__Consegna a__. Secondo il brano, a quale numero civico si trova l'immobile di parte ricorrente?

########

2.Preliminarment,e vanno esaminati gli eccepiti profili di rito con riferimento alla legittimazione e all'interesse al ricorso.

Con riguardo alla posizione dei ricorrenti, lo status di residenti nell'immobile che accoglie ai civici n.43-44 l'attività commerciale comprova senza dubbio un adeguato rapporto di "vicinitas", ciò che radica, per questo specifico aspetto, la loro legittimazione attiva.

Tuttavia, il semplice rapporto di vicinitas, se dimostra la sussistenza di una generica legitimatio ad causam, non è però sufficiente a fondare anche l'interesse a ricorrere occorrendo l'allegazione e la prova di uno specifico e concreto pregiudizio riveniente al bene in proprietà dell'istante per effetto dell'autorizzazione rilasciata dal Comune al controinteressato, atteso che l'immobile al civico n.47 di parte ricorrente non è inciso direttamente dall'atto.

Sotto questo profilo, la giurisprudenza amministrativa ha chiarito (cfr. Cons. Stato, sez. IV, 25 gennaio 2013, n.489; idem, 12 maggio 2014, n. 2403; Tar Liguria, 25/02/2013, n. 363) che tale pregiudizio non può risolversi nel generico danno che deriverebbe all'ordinato assetto del territorio, alla salubrità dell'ambiente e ad altri valori la cui fruizione potrebbe essere rivendicata da qualsiasi soggetto residente, anche non stabilmente, nella zona interessata dalla pianificazione.

########

__Consegna b__. Converti in una tabella Markdown, con le colonne «N.» e «Riga», il tratto delle righe dei dati che comincia con la riga contenente "time-tick-label: Aug '14: [260, 751, 297, 763]" e finisce con quella contenente "ohlc-bar: [141, 260, 150, 290]", entrambe comprese. Numera ogni riga e salta quelle vuote.

(Dati estratti da una raccolta)

########

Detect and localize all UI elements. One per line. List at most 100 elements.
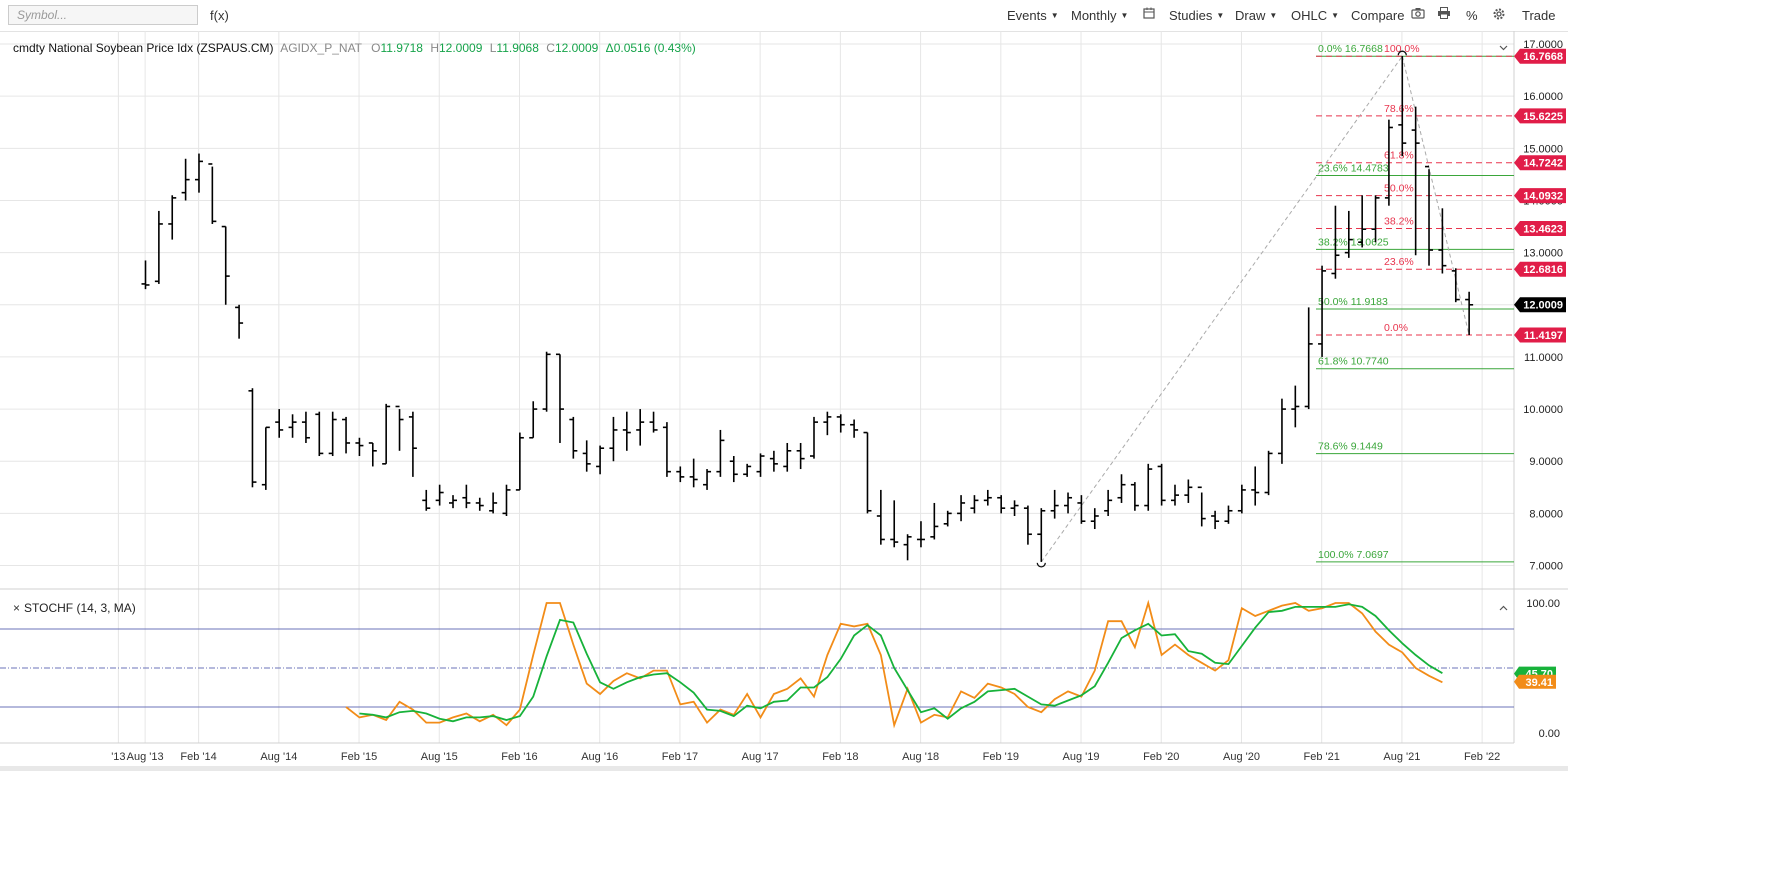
time-tick-label: Aug '14: [260, 751, 297, 763]
chart-area[interactable]: 7.00008.00009.000010.000011.000012.00001…: [0, 31, 1568, 766]
ohlc-bar: [1465, 291, 1474, 336]
time-tick-label: Aug '19: [1063, 751, 1100, 763]
ohlc-bar: [1318, 265, 1327, 357]
ohlc-bar: [1264, 450, 1273, 496]
fib-level-label: 78.6% 9.1449: [1318, 441, 1383, 453]
ohlc-bar: [1197, 486, 1206, 527]
ohlc-bar: [154, 210, 163, 284]
ohlc-bar: [141, 260, 150, 290]
close-icon[interactable]: ×: [13, 601, 20, 615]
time-axis: '13 Aug '13 Feb '14 Aug '14 Feb '15 Aug '15 Fe…: [111, 751, 1500, 763]
ohlc-bar: [542, 351, 551, 412]
fib-level-label: 23.6%: [1384, 256, 1414, 268]
ohlc-bar: [301, 411, 310, 443]
ohlc-bar: [1451, 268, 1460, 303]
chevron-down-icon[interactable]: [1499, 45, 1508, 51]
calendar-icon[interactable]: [1143, 7, 1155, 22]
ohlc-bar: [328, 411, 337, 457]
ohlc-bar: [475, 497, 484, 511]
fib-level-label: 50.0%: [1384, 183, 1414, 195]
ohlc-bar: [355, 437, 364, 457]
ohlc-bar: [1090, 508, 1099, 530]
studies-menu[interactable]: Studies ▼: [1169, 8, 1224, 23]
ohlc-bar: [943, 510, 952, 527]
ohlc-bar: [1344, 210, 1353, 258]
ohlc-bar: [983, 489, 992, 506]
draw-menu[interactable]: Draw ▼: [1235, 8, 1277, 23]
compare-button[interactable]: Compare: [1351, 8, 1405, 23]
trend-line: [1401, 56, 1470, 336]
stoch-k-box-bg: [1514, 674, 1556, 689]
fib-price-box: 13.4623: [1514, 221, 1566, 237]
draw-label: Draw: [1235, 8, 1266, 23]
percent-toggle[interactable]: %: [1466, 8, 1478, 23]
high-value: 12.0009: [439, 41, 483, 55]
time-tick-label: Aug '15: [421, 751, 458, 763]
low-label: L: [490, 41, 497, 55]
ohlc-bar: [1371, 195, 1380, 243]
time-tick-label: '13: [111, 751, 125, 763]
fib-price-box-text: 11.4197: [1524, 330, 1563, 342]
anchor-handle: [1036, 562, 1046, 568]
ohlc-bar: [1251, 466, 1260, 506]
fib-level-label: 78.6%: [1384, 103, 1414, 115]
stoch-k-box: 39.41: [1514, 674, 1556, 689]
ohlc-bar: [689, 458, 698, 488]
chevron-up-icon[interactable]: [1499, 605, 1508, 611]
indicator-label: STOCHF (14, 3, MA): [24, 601, 136, 615]
camera-icon[interactable]: [1411, 7, 1425, 22]
bottom-scrollbar[interactable]: [0, 766, 1568, 771]
ohlc-bar: [662, 422, 671, 477]
gear-icon[interactable]: [1492, 7, 1506, 24]
ohlc-bar: [288, 414, 297, 438]
ohlc-bar: [930, 502, 939, 540]
price-axis-labels: 16.7668 15.6225 14.7242 14.0932 13.4623 12.68…: [1514, 48, 1566, 343]
time-tick-label: Feb '16: [501, 751, 537, 763]
fib-price-box: 11.4197: [1514, 327, 1566, 343]
ohlc-bar: [622, 411, 631, 451]
open-value: 11.9718: [380, 41, 423, 55]
time-tick-label: Aug '13: [127, 751, 164, 763]
ohlc-bar: [997, 495, 1006, 514]
ohlc-bar: [408, 411, 417, 477]
fx-button[interactable]: f(x): [210, 8, 229, 23]
price-tick-label: 17.0000: [1523, 39, 1563, 51]
ohlc-bar: [1291, 385, 1300, 428]
ohlc-bar: [529, 401, 538, 439]
last-price-box: 12.0009: [1514, 297, 1566, 313]
fib-price-box: 12.6816: [1514, 261, 1566, 277]
price-tick-label: 7.0000: [1529, 561, 1563, 573]
caret-down-icon: ▼: [1050, 11, 1059, 20]
ohlc-bar: [582, 440, 591, 472]
ohlc-bar: [462, 484, 471, 509]
time-tick-label: Feb '17: [662, 751, 698, 763]
change-value: Δ0.0516 (0.43%): [606, 41, 696, 55]
fib-price-box-bg: [1514, 261, 1566, 277]
ohlc-bar: [796, 442, 805, 470]
ohlc-bar: [555, 353, 564, 443]
ohlc-bar: [609, 416, 618, 462]
interval-menu[interactable]: Monthly ▼: [1071, 8, 1128, 23]
time-tick-label: Aug '20: [1223, 751, 1260, 763]
time-tick-label: Aug '16: [581, 751, 618, 763]
fib-price-box-text: 15.6225: [1523, 111, 1563, 123]
symbol-search-input[interactable]: [8, 5, 198, 25]
fib-level-label: 38.2% 13.0625: [1318, 236, 1389, 248]
ohlc-bar: [502, 484, 511, 516]
ohlc-bar: [1037, 508, 1046, 562]
ohlc-bar: [235, 304, 244, 339]
print-icon[interactable]: [1437, 7, 1451, 22]
events-menu[interactable]: Events ▼: [1007, 8, 1059, 23]
ohlc-bar: [703, 469, 712, 490]
chart-type-label: OHLC: [1291, 8, 1328, 23]
ohlc-bar: [756, 453, 765, 477]
fib-level-label: 0.0% 16.7668: [1318, 43, 1383, 55]
trend-lines[interactable]: [1036, 50, 1470, 568]
ohlc-bar: [810, 416, 818, 459]
ohlc-bar: [489, 492, 498, 514]
chart-type-menu[interactable]: OHLC ▼: [1291, 8, 1339, 23]
ohlc-bar: [1184, 479, 1193, 503]
trade-button[interactable]: Trade: [1522, 8, 1556, 23]
stoch-k-line: [345, 599, 1443, 729]
price-tick-label: 9.0000: [1529, 456, 1563, 468]
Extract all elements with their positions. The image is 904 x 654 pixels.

########

__Risposta completa a__. Al civico n.47.

__Risposta completa b__.
| N. | Riga |
|---|---|
| 1 | time-tick-label: Aug '14: [260, 751, 297, 763] |
| 2 | chart-area[interactable]: 7.00008.00009.000010.000011.000012.00001…: [0, 31, 1568, 766] |
| 3 | ohlc-bar: [1465, 291, 1474, 336] |
| 4 | time-tick-label: Aug '19: [1063, 751, 1100, 763] |
| 5 | ohlc-bar: [1318, 265, 1327, 357] |
| 6 | ohlc-bar: [1264, 450, 1273, 496] |
| 7 | fib-level-label: 78.6% 9.1449: [1318, 441, 1383, 453] |
| 8 | ohlc-bar: [1197, 486, 1206, 527] |
| 9 | ohlc-bar: [154, 210, 163, 284] |
| 10 | ohlc-bar: [141, 260, 150, 290] |